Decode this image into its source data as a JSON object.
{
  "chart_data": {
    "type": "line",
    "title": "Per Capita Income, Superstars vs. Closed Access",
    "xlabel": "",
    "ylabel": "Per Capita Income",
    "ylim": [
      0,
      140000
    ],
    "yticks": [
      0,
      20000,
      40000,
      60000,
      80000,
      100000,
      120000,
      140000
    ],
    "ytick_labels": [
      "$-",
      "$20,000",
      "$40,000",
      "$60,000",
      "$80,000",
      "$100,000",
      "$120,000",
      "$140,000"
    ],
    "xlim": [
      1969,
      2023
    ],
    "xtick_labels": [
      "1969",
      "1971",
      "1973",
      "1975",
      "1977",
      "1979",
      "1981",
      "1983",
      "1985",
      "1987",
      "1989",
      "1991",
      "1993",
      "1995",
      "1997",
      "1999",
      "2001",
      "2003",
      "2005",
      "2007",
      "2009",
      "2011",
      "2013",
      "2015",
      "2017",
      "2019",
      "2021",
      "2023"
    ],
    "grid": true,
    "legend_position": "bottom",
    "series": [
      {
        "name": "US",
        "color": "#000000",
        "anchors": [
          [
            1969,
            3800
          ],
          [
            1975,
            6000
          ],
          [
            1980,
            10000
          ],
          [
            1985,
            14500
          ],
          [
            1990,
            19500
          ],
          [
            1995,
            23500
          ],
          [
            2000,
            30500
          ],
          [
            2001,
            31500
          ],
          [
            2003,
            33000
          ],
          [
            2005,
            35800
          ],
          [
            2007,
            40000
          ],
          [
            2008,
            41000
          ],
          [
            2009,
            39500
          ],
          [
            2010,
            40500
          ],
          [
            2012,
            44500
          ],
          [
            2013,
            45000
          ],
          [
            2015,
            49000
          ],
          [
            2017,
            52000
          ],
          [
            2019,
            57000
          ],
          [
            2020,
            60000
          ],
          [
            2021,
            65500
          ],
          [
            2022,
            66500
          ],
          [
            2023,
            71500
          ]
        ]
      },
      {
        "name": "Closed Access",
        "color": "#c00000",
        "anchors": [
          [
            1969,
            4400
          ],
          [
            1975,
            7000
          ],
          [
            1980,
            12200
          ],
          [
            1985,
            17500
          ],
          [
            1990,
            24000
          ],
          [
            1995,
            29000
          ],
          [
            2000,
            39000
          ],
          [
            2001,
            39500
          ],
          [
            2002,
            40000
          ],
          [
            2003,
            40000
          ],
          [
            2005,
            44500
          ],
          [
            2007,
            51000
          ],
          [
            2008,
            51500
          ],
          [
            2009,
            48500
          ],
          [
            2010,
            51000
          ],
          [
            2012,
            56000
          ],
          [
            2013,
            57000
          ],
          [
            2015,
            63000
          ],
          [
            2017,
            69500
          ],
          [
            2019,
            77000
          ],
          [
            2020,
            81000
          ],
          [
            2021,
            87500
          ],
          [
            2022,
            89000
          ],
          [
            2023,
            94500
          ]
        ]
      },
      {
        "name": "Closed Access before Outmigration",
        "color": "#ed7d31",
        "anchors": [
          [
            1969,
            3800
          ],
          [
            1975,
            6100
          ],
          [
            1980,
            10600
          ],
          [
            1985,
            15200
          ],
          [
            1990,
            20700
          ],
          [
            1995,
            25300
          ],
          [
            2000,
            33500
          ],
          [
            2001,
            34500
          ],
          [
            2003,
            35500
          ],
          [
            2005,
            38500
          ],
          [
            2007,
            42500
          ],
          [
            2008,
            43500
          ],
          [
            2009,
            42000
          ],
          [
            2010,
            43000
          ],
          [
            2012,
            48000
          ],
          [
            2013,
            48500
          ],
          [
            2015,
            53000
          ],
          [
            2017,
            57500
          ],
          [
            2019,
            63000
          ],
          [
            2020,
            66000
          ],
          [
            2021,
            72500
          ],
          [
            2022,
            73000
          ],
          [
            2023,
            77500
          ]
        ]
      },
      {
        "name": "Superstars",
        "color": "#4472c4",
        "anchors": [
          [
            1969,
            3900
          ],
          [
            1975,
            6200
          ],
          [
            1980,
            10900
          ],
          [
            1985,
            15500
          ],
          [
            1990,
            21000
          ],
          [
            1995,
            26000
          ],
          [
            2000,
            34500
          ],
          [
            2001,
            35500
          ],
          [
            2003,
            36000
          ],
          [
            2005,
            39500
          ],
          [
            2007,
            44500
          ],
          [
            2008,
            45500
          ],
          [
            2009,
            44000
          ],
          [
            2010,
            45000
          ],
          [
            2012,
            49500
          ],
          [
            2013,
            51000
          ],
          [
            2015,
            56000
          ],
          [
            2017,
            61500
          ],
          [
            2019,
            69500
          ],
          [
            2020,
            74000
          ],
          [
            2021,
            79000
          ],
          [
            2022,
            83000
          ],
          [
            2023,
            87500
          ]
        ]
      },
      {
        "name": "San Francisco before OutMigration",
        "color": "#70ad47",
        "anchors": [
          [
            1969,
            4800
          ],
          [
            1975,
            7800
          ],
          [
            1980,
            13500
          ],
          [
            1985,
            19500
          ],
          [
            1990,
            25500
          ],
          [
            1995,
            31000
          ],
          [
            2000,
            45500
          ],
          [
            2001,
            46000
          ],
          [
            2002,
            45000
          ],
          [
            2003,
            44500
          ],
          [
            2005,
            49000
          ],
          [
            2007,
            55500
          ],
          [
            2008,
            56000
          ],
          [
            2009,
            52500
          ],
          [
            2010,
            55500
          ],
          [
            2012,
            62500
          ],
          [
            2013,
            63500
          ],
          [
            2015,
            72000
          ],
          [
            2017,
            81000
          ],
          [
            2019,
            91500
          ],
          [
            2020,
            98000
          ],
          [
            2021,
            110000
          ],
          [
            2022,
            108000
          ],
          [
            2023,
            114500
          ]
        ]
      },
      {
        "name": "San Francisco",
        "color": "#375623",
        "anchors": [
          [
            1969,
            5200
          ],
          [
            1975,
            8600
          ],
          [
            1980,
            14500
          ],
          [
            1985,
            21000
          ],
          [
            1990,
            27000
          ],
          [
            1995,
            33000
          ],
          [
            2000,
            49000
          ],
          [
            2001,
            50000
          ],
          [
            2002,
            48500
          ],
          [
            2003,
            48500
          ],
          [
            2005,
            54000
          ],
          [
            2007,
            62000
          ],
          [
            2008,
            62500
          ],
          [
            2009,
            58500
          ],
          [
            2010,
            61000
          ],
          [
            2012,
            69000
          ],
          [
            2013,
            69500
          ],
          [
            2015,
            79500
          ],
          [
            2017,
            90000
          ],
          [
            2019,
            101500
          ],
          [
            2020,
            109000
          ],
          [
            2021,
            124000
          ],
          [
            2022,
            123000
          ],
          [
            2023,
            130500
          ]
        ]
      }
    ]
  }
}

○ ○ ○ ○

REQUEST: Take the entries above and transcribe them exactly.

IN RESPONSE:
Decode this image into its source data as a JSON object.
{
  "chart_data": {
    "type": "line",
    "title": "Per Capita Income, Superstars vs. Closed Access",
    "xlabel": "",
    "ylabel": "Per Capita Income",
    "ylim": [
      0,
      140000
    ],
    "yticks": [
      0,
      20000,
      40000,
      60000,
      80000,
      100000,
      120000,
      140000
    ],
    "ytick_labels": [
      "$-",
      "$20,000",
      "$40,000",
      "$60,000",
      "$80,000",
      "$100,000",
      "$120,000",
      "$140,000"
    ],
    "xlim": [
      1969,
      2023
    ],
    "xtick_labels": [
      "1969",
      "1971",
      "1973",
      "1975",
      "1977",
      "1979",
      "1981",
      "1983",
      "1985",
      "1987",
      "1989",
      "1991",
      "1993",
      "1995",
      "1997",
      "1999",
      "2001",
      "2003",
      "2005",
      "2007",
      "2009",
      "2011",
      "2013",
      "2015",
      "2017",
      "2019",
      "2021",
      "2023"
    ],
    "grid": true,
    "legend_position": "bottom",
    "series": [
      {
        "name": "US",
        "color": "#000000",
        "anchors": [
          [
            1969,
            3800
          ],
          [
            1975,
            6000
          ],
          [
            1980,
            10000
          ],
          [
            1985,
            14500
          ],
          [
            1990,
            19500
          ],
          [
            1995,
            23500
          ],
          [
            2000,
            30500
          ],
          [
            2001,
            31500
          ],
          [
            2003,
            33000
          ],
          [
            2005,
            35800
          ],
          [
            2007,
            40000
          ],
          [
            2008,
            41000
          ],
          [
            2009,
            39500
          ],
          [
            2010,
            40500
          ],
          [
            2012,
            44500
          ],
          [
            2013,
            45000
          ],
          [
            2015,
            49000
          ],
          [
            2017,
            52000
          ],
          [
            2019,
            57000
          ],
          [
            2020,
            60000
          ],
          [
            2021,
            65500
          ],
          [
            2022,
            66500
          ],
          [
            2023,
            71500
          ]
        ]
      },
      {
        "name": "Closed Access",
        "color": "#c00000",
        "anchors": [
          [
            1969,
            4400
          ],
          [
            1975,
            7000
          ],
          [
            1980,
            12200
          ],
          [
            1985,
            17500
          ],
          [
            1990,
            24000
          ],
          [
            1995,
            29000
          ],
          [
            2000,
            39000
          ],
          [
            2001,
            39500
          ],
          [
            2002,
            40000
          ],
          [
            2003,
            40000
          ],
          [
            2005,
            44500
          ],
          [
            2007,
            51000
          ],
          [
            2008,
            51500
          ],
          [
            2009,
            48500
          ],
          [
            2010,
            51000
          ],
          [
            2012,
            56000
          ],
          [
            2013,
            57000
          ],
          [
            2015,
            63000
          ],
          [
            2017,
            69500
          ],
          [
            2019,
            77000
          ],
          [
            2020,
            81000
          ],
          [
            2021,
            87500
          ],
          [
            2022,
            89000
          ],
          [
            2023,
            94500
          ]
        ]
      },
      {
        "name": "Closed Access before Outmigration",
        "color": "#ed7d31",
        "anchors": [
          [
            1969,
            3800
          ],
          [
            1975,
            6100
          ],
          [
            1980,
            10600
          ],
          [
            1985,
            15200
          ],
          [
            1990,
            20700
          ],
          [
            1995,
            25300
          ],
          [
            2000,
            33500
          ],
          [
            2001,
            34500
          ],
          [
            2003,
            35500
          ],
          [
            2005,
            38500
          ],
          [
            2007,
            42500
          ],
          [
            2008,
            43500
          ],
          [
            2009,
            42000
          ],
          [
            2010,
            43000
          ],
          [
            2012,
            48000
          ],
          [
            2013,
            48500
          ],
          [
            2015,
            53000
          ],
          [
            2017,
            57500
          ],
          [
            2019,
            63000
          ],
          [
            2020,
            66000
          ],
          [
            2021,
            72500
          ],
          [
            2022,
            73000
          ],
          [
            2023,
            77500
          ]
        ]
      },
      {
        "name": "Superstars",
        "color": "#4472c4",
        "anchors": [
          [
            1969,
            3900
          ],
          [
            1975,
            6200
          ],
          [
            1980,
            10900
          ],
          [
            1985,
            15500
          ],
          [
            1990,
            21000
          ],
          [
            1995,
            26000
          ],
          [
            2000,
            34500
          ],
          [
            2001,
            35500
          ],
          [
            2003,
            36000
          ],
          [
            2005,
            39500
          ],
          [
            2007,
            44500
          ],
          [
            2008,
            45500
          ],
          [
            2009,
            44000
          ],
          [
            2010,
            45000
          ],
          [
            2012,
            49500
          ],
          [
            2013,
            51000
          ],
          [
            2015,
            56000
          ],
          [
            2017,
            61500
          ],
          [
            2019,
            69500
          ],
          [
            2020,
            74000
          ],
          [
            2021,
            79000
          ],
          [
            2022,
            83000
          ],
          [
            2023,
            87500
          ]
        ]
      },
      {
        "name": "San Francisco before OutMigration",
        "color": "#70ad47",
        "anchors": [
          [
            1969,
            4800
          ],
          [
            1975,
            7800
          ],
          [
            1980,
            13500
          ],
          [
            1985,
            19500
          ],
          [
            1990,
            25500
          ],
          [
            1995,
            31000
          ],
          [
            2000,
            45500
          ],
          [
            2001,
            46000
          ],
          [
            2002,
            45000
          ],
          [
            2003,
            44500
          ],
          [
            2005,
            49000
          ],
          [
            2007,
            55500
          ],
          [
            2008,
            56000
          ],
          [
            2009,
            52500
          ],
          [
            2010,
            55500
          ],
          [
            2012,
            62500
          ],
          [
            2013,
            63500
          ],
          [
            2015,
            72000
          ],
          [
            2017,
            81000
          ],
          [
            2019,
            91500
          ],
          [
            2020,
            98000
          ],
          [
            2021,
            110000
          ],
          [
            2022,
            108000
          ],
          [
            2023,
            114500
          ]
        ]
      },
      {
        "name": "San Francisco",
        "color": "#375623",
        "anchors": [
          [
            1969,
            5200
          ],
          [
            1975,
            8600
          ],
          [
            1980,
            14500
          ],
          [
            1985,
            21000
          ],
          [
            1990,
            27000
          ],
          [
            1995,
            33000
          ],
          [
            2000,
            49000
          ],
          [
            2001,
            50000
          ],
          [
            2002,
            48500
          ],
          [
            2003,
            48500
          ],
          [
            2005,
            54000
          ],
          [
            2007,
            62000
          ],
          [
            2008,
            62500
          ],
          [
            2009,
            58500
          ],
          [
            2010,
            61000
          ],
          [
            2012,
            69000
          ],
          [
            2013,
            69500
          ],
          [
            2015,
            79500
          ],
          [
            2017,
            90000
          ],
          [
            2019,
            101500
          ],
          [
            2020,
            109000
          ],
          [
            2021,
            124000
          ],
          [
            2022,
            123000
          ],
          [
            2023,
            130500
          ]
        ]
      }
    ]
  }
}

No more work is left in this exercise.